Work to be completed: Can you reproduce every one of the following records word for word, leaving nothing out?

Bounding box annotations
============================================================
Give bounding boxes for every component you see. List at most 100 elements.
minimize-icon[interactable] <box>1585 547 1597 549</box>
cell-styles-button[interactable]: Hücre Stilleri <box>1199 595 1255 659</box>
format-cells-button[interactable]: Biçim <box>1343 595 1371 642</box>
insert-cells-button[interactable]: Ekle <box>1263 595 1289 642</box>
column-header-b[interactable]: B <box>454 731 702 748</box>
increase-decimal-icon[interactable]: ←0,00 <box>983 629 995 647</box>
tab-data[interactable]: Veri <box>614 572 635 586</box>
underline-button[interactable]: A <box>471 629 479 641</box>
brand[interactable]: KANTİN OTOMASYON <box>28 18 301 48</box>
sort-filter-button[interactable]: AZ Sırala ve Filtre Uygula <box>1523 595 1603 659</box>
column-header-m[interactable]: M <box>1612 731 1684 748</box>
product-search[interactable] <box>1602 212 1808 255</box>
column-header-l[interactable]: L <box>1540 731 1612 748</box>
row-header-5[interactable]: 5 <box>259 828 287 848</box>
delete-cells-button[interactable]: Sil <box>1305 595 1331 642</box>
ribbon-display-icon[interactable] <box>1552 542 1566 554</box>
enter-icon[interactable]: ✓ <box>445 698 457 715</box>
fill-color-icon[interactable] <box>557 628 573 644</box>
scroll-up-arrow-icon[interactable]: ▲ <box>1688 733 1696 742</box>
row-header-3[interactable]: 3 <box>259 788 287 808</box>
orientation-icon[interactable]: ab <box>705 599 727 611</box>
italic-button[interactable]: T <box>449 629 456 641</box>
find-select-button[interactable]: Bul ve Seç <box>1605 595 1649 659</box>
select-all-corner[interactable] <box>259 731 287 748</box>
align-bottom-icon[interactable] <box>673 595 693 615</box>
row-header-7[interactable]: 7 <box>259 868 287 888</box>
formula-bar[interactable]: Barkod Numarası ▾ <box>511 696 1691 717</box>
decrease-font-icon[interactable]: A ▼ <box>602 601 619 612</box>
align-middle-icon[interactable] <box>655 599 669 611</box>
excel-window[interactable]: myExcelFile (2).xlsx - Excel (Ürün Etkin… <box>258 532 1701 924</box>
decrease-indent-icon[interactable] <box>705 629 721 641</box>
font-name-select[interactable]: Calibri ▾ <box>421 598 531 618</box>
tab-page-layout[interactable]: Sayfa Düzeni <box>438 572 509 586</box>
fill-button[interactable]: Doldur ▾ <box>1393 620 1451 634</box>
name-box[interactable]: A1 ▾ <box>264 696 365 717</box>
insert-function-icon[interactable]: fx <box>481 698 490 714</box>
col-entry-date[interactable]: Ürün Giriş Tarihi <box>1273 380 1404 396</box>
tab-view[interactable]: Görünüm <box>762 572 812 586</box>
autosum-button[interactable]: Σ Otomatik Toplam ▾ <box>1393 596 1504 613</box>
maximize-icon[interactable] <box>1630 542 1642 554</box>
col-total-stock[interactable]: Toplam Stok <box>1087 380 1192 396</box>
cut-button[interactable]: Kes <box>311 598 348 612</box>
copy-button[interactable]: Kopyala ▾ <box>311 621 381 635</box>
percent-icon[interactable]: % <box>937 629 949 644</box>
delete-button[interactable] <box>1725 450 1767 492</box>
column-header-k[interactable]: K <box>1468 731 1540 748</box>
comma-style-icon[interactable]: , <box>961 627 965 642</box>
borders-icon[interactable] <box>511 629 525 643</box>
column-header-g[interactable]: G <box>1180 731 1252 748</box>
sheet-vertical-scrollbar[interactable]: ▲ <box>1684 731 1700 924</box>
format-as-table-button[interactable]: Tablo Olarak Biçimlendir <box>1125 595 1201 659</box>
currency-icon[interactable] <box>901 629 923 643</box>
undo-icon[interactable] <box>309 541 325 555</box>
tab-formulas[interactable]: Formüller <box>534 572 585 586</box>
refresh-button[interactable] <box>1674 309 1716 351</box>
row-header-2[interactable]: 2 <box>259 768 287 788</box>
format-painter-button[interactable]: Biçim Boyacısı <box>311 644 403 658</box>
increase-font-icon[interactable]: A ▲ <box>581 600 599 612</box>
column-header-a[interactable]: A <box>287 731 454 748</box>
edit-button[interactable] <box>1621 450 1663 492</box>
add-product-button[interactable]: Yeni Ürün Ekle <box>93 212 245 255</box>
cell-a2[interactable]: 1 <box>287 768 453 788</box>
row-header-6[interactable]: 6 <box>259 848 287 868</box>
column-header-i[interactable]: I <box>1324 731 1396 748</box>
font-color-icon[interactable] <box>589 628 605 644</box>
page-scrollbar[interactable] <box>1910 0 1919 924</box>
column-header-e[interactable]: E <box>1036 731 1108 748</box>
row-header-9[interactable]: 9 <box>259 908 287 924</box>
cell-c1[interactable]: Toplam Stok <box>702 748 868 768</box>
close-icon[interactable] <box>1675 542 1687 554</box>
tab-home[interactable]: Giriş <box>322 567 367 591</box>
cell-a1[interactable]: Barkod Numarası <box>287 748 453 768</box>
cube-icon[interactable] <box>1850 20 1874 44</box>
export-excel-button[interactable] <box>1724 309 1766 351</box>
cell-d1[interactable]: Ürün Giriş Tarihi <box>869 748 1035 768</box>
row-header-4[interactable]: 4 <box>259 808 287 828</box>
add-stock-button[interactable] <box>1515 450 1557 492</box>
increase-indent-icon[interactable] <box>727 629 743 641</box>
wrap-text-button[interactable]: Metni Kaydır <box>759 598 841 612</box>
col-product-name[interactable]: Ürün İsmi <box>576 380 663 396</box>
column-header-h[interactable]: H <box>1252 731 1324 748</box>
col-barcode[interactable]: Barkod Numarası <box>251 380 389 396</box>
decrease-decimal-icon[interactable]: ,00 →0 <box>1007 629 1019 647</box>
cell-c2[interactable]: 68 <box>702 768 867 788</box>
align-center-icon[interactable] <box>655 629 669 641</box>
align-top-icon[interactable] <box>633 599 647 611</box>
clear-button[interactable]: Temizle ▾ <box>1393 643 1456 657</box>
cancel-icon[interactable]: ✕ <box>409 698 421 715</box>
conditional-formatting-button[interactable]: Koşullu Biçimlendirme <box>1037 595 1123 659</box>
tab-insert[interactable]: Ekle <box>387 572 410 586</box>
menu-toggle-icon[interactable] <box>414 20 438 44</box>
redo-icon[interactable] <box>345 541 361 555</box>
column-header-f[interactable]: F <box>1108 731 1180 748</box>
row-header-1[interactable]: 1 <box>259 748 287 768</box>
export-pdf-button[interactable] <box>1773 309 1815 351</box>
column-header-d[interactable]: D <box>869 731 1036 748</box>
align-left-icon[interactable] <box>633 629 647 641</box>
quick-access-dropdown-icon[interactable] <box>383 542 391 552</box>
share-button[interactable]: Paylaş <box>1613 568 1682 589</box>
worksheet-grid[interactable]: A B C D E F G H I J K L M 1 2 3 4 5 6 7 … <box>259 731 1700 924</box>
============================================================
Answer for the task:
Give bounding boxes for every component you see. List at most 100 elements.
minimize-icon[interactable] <box>1585 547 1597 549</box>
cell-styles-button[interactable]: Hücre Stilleri <box>1199 595 1255 659</box>
format-cells-button[interactable]: Biçim <box>1343 595 1371 642</box>
insert-cells-button[interactable]: Ekle <box>1263 595 1289 642</box>
column-header-b[interactable]: B <box>454 731 702 748</box>
increase-decimal-icon[interactable]: ←0,00 <box>983 629 995 647</box>
tab-data[interactable]: Veri <box>614 572 635 586</box>
underline-button[interactable]: A <box>471 629 479 641</box>
brand[interactable]: KANTİN OTOMASYON <box>28 18 301 48</box>
sort-filter-button[interactable]: AZ Sırala ve Filtre Uygula <box>1523 595 1603 659</box>
column-header-m[interactable]: M <box>1612 731 1684 748</box>
product-search[interactable] <box>1602 212 1808 255</box>
column-header-l[interactable]: L <box>1540 731 1612 748</box>
row-header-5[interactable]: 5 <box>259 828 287 848</box>
delete-cells-button[interactable]: Sil <box>1305 595 1331 642</box>
ribbon-display-icon[interactable] <box>1552 542 1566 554</box>
enter-icon[interactable]: ✓ <box>445 698 457 715</box>
fill-color-icon[interactable] <box>557 628 573 644</box>
scroll-up-arrow-icon[interactable]: ▲ <box>1688 733 1696 742</box>
row-header-3[interactable]: 3 <box>259 788 287 808</box>
orientation-icon[interactable]: ab <box>705 599 727 611</box>
italic-button[interactable]: T <box>449 629 456 641</box>
find-select-button[interactable]: Bul ve Seç <box>1605 595 1649 659</box>
select-all-corner[interactable] <box>259 731 287 748</box>
align-bottom-icon[interactable] <box>673 595 693 615</box>
row-header-7[interactable]: 7 <box>259 868 287 888</box>
formula-bar[interactable]: Barkod Numarası ▾ <box>511 696 1691 717</box>
decrease-font-icon[interactable]: A ▼ <box>602 601 619 612</box>
align-middle-icon[interactable] <box>655 599 669 611</box>
excel-window[interactable]: myExcelFile (2).xlsx - Excel (Ürün Etkin… <box>258 532 1701 924</box>
decrease-indent-icon[interactable] <box>705 629 721 641</box>
font-name-select[interactable]: Calibri ▾ <box>421 598 531 618</box>
tab-page-layout[interactable]: Sayfa Düzeni <box>438 572 509 586</box>
fill-button[interactable]: Doldur ▾ <box>1393 620 1451 634</box>
name-box[interactable]: A1 ▾ <box>264 696 365 717</box>
insert-function-icon[interactable]: fx <box>481 698 490 714</box>
col-entry-date[interactable]: Ürün Giriş Tarihi <box>1273 380 1404 396</box>
tab-view[interactable]: Görünüm <box>762 572 812 586</box>
autosum-button[interactable]: Σ Otomatik Toplam ▾ <box>1393 596 1504 613</box>
maximize-icon[interactable] <box>1630 542 1642 554</box>
col-total-stock[interactable]: Toplam Stok <box>1087 380 1192 396</box>
cut-button[interactable]: Kes <box>311 598 348 612</box>
copy-button[interactable]: Kopyala ▾ <box>311 621 381 635</box>
percent-icon[interactable]: % <box>937 629 949 644</box>
delete-button[interactable] <box>1725 450 1767 492</box>
column-header-k[interactable]: K <box>1468 731 1540 748</box>
comma-style-icon[interactable]: , <box>961 627 965 642</box>
borders-icon[interactable] <box>511 629 525 643</box>
column-header-g[interactable]: G <box>1180 731 1252 748</box>
sheet-vertical-scrollbar[interactable]: ▲ <box>1684 731 1700 924</box>
format-as-table-button[interactable]: Tablo Olarak Biçimlendir <box>1125 595 1201 659</box>
currency-icon[interactable] <box>901 629 923 643</box>
undo-icon[interactable] <box>309 541 325 555</box>
tab-formulas[interactable]: Formüller <box>534 572 585 586</box>
refresh-button[interactable] <box>1674 309 1716 351</box>
row-header-2[interactable]: 2 <box>259 768 287 788</box>
format-painter-button[interactable]: Biçim Boyacısı <box>311 644 403 658</box>
increase-font-icon[interactable]: A ▲ <box>581 600 599 612</box>
column-header-a[interactable]: A <box>287 731 454 748</box>
edit-button[interactable] <box>1621 450 1663 492</box>
add-product-button[interactable]: Yeni Ürün Ekle <box>93 212 245 255</box>
cell-a2[interactable]: 1 <box>287 768 453 788</box>
row-header-6[interactable]: 6 <box>259 848 287 868</box>
column-header-i[interactable]: I <box>1324 731 1396 748</box>
font-color-icon[interactable] <box>589 628 605 644</box>
page-scrollbar[interactable] <box>1910 0 1919 924</box>
column-header-e[interactable]: E <box>1036 731 1108 748</box>
row-header-9[interactable]: 9 <box>259 908 287 924</box>
cell-c1[interactable]: Toplam Stok <box>702 748 868 768</box>
close-icon[interactable] <box>1675 542 1687 554</box>
tab-home[interactable]: Giriş <box>322 567 367 591</box>
cell-a1[interactable]: Barkod Numarası <box>287 748 453 768</box>
cube-icon[interactable] <box>1850 20 1874 44</box>
export-excel-button[interactable] <box>1724 309 1766 351</box>
cell-d1[interactable]: Ürün Giriş Tarihi <box>869 748 1035 768</box>
row-header-4[interactable]: 4 <box>259 808 287 828</box>
add-stock-button[interactable] <box>1515 450 1557 492</box>
increase-indent-icon[interactable] <box>727 629 743 641</box>
wrap-text-button[interactable]: Metni Kaydır <box>759 598 841 612</box>
col-product-name[interactable]: Ürün İsmi <box>576 380 663 396</box>
column-header-h[interactable]: H <box>1252 731 1324 748</box>
col-barcode[interactable]: Barkod Numarası <box>251 380 389 396</box>
decrease-decimal-icon[interactable]: ,00 →0 <box>1007 629 1019 647</box>
cell-c2[interactable]: 68 <box>702 768 867 788</box>
align-center-icon[interactable] <box>655 629 669 641</box>
align-top-icon[interactable] <box>633 599 647 611</box>
clear-button[interactable]: Temizle ▾ <box>1393 643 1456 657</box>
cancel-icon[interactable]: ✕ <box>409 698 421 715</box>
conditional-formatting-button[interactable]: Koşullu Biçimlendirme <box>1037 595 1123 659</box>
tab-insert[interactable]: Ekle <box>387 572 410 586</box>
menu-toggle-icon[interactable] <box>414 20 438 44</box>
redo-icon[interactable] <box>345 541 361 555</box>
column-header-f[interactable]: F <box>1108 731 1180 748</box>
row-header-1[interactable]: 1 <box>259 748 287 768</box>
export-pdf-button[interactable] <box>1773 309 1815 351</box>
column-header-d[interactable]: D <box>869 731 1036 748</box>
align-left-icon[interactable] <box>633 629 647 641</box>
quick-access-dropdown-icon[interactable] <box>383 542 391 552</box>
share-button[interactable]: Paylaş <box>1613 568 1682 589</box>
worksheet-grid[interactable]: A B C D E F G H I J K L M 1 2 3 4 5 6 7 … <box>259 731 1700 924</box>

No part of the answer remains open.